— Start —

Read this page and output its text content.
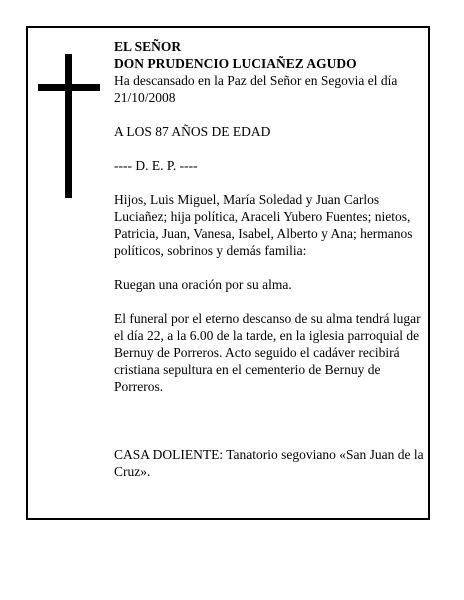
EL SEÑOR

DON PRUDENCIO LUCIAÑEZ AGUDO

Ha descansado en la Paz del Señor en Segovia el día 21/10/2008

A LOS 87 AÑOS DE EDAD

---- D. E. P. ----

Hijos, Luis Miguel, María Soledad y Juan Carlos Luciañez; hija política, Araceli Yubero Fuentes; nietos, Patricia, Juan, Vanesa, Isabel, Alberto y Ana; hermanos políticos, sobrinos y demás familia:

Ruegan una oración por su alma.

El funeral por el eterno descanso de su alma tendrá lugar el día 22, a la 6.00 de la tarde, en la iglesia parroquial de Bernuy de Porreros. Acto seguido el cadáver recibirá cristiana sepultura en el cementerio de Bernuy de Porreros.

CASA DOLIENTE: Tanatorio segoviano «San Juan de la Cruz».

— End —
— Start —

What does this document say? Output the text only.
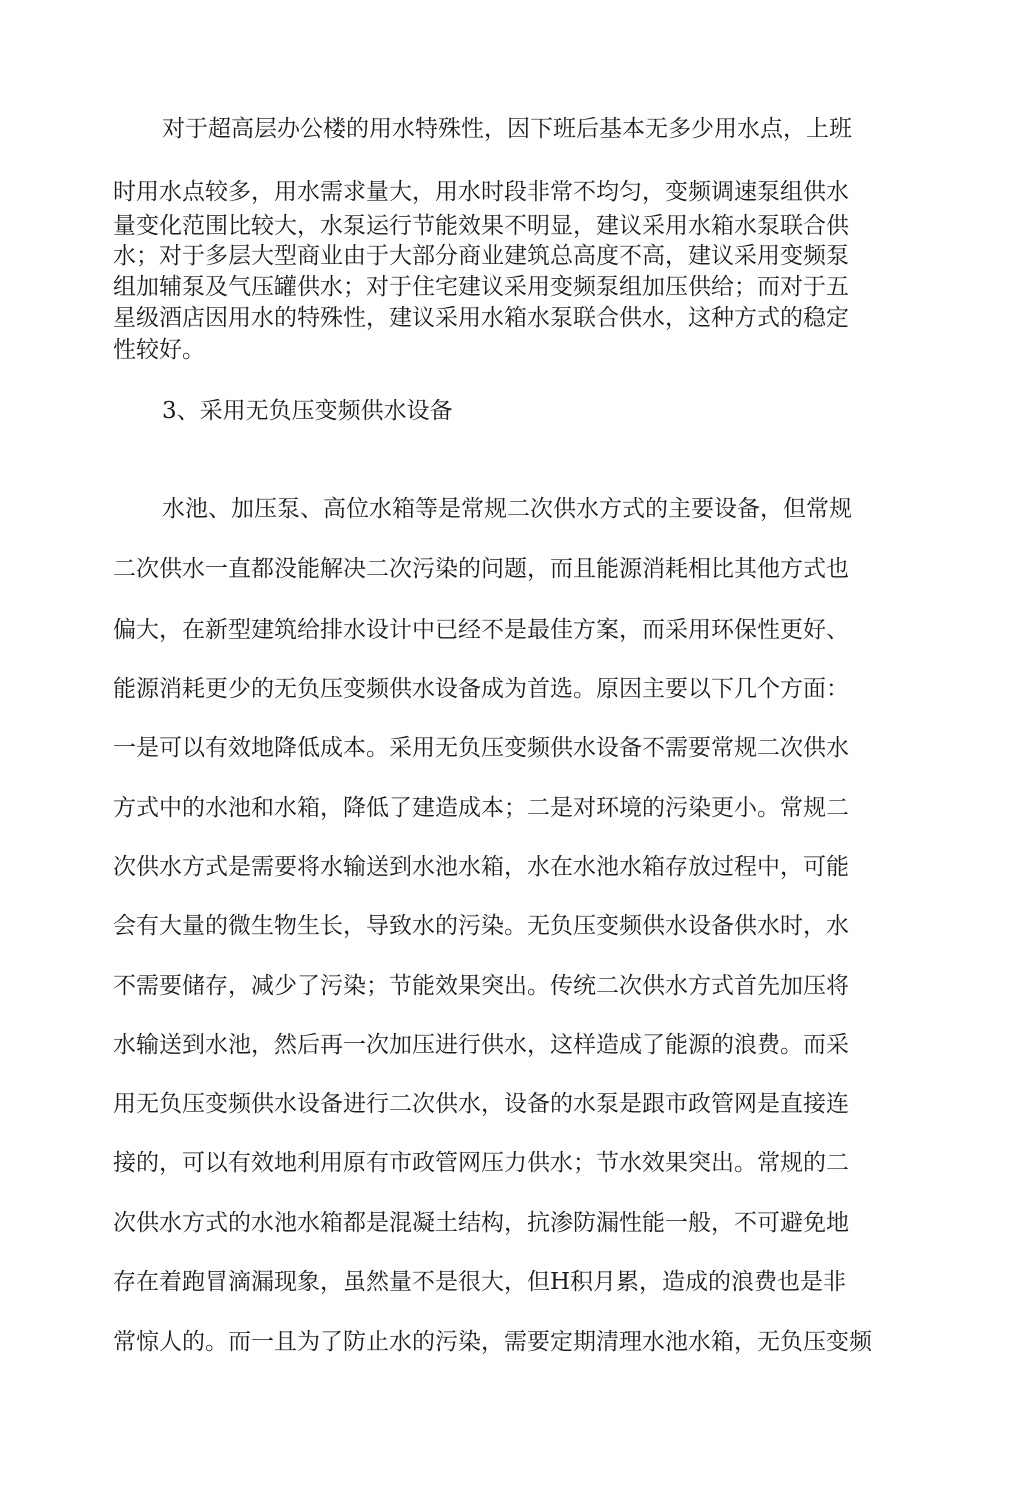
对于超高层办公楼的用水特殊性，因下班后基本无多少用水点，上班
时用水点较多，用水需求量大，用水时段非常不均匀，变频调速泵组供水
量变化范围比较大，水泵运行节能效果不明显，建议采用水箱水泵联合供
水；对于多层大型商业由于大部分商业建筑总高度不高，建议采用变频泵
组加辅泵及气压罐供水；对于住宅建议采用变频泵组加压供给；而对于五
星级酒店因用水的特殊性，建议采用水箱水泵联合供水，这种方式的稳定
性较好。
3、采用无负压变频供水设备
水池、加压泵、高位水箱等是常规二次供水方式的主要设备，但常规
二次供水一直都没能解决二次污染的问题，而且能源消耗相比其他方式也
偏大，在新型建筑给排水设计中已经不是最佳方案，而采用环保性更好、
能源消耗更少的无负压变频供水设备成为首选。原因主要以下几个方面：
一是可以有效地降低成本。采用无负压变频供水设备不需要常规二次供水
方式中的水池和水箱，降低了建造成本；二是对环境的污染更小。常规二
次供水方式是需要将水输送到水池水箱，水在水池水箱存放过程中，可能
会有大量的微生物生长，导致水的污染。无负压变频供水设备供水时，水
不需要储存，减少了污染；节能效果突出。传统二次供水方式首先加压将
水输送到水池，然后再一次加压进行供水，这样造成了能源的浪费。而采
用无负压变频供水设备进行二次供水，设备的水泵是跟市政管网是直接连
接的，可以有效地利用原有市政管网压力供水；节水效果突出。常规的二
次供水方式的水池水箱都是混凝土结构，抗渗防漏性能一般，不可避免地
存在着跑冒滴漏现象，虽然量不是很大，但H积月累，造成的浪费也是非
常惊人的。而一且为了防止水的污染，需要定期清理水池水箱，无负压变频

— End —

→ **Task prompt**: In the listing, find each line with the string "text" and copy it.

→ **Answer to the task**:
Read this page and output its text content.
What does this document say? Output the text only.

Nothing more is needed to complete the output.